(Stated exercise) Count every line below in which "plain" occurs, then give only the count.

(Provided data)
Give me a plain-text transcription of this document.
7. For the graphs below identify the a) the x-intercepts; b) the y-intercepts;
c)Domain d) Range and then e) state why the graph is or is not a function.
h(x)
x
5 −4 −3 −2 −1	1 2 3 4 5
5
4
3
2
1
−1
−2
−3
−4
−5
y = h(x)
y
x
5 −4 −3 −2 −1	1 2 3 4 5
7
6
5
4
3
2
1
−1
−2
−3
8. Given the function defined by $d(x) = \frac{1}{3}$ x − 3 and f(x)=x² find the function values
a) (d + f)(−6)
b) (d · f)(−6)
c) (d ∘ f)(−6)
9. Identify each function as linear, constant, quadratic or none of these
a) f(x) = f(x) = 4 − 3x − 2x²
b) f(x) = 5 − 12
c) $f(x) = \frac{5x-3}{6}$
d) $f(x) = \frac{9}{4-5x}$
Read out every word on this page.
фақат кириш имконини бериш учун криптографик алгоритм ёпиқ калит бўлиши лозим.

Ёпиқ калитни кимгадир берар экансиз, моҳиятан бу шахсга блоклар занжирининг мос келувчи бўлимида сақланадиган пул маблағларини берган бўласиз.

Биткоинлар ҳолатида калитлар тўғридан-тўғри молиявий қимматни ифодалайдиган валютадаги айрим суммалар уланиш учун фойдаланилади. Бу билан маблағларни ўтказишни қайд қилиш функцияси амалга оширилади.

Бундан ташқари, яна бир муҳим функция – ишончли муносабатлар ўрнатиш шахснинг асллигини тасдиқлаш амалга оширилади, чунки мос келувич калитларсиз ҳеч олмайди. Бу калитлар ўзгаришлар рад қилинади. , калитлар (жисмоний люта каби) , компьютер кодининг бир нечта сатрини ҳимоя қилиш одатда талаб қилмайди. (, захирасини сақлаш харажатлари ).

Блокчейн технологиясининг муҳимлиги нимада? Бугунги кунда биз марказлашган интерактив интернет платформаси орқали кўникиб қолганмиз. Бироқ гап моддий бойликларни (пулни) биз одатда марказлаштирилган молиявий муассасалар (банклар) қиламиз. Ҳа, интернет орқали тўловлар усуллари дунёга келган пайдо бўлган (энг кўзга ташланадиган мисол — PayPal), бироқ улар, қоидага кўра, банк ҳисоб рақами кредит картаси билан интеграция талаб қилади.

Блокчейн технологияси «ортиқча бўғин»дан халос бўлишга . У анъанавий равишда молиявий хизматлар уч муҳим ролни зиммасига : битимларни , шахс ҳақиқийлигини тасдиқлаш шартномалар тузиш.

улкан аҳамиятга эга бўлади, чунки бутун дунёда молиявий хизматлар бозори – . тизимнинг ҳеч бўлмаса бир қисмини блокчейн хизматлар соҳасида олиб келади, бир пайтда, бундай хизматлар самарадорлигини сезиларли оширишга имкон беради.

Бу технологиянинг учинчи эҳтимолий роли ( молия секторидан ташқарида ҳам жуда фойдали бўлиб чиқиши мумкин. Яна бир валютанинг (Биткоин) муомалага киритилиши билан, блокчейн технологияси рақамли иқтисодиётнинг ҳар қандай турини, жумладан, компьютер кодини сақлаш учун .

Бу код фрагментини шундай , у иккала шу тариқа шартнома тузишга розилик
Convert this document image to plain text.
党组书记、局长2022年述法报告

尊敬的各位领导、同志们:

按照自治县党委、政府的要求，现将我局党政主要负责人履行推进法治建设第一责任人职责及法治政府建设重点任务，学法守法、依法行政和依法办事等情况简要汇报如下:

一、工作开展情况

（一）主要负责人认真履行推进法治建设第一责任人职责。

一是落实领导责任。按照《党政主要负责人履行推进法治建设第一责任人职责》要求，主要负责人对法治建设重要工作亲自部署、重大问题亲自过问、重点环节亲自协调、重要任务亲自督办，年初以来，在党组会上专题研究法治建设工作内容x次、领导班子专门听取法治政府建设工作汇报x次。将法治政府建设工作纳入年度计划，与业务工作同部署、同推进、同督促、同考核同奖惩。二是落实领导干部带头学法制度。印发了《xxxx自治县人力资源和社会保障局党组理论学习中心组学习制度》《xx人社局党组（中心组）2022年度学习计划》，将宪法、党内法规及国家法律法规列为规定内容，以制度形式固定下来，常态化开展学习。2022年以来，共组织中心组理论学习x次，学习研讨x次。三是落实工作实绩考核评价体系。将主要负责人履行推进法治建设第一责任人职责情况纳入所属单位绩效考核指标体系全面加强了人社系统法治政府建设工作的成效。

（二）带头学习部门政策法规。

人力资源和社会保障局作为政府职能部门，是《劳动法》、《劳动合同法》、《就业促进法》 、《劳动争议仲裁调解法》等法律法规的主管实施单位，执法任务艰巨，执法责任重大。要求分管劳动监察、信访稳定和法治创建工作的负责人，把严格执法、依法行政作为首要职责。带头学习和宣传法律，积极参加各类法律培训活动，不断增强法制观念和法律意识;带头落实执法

(Full solution) 2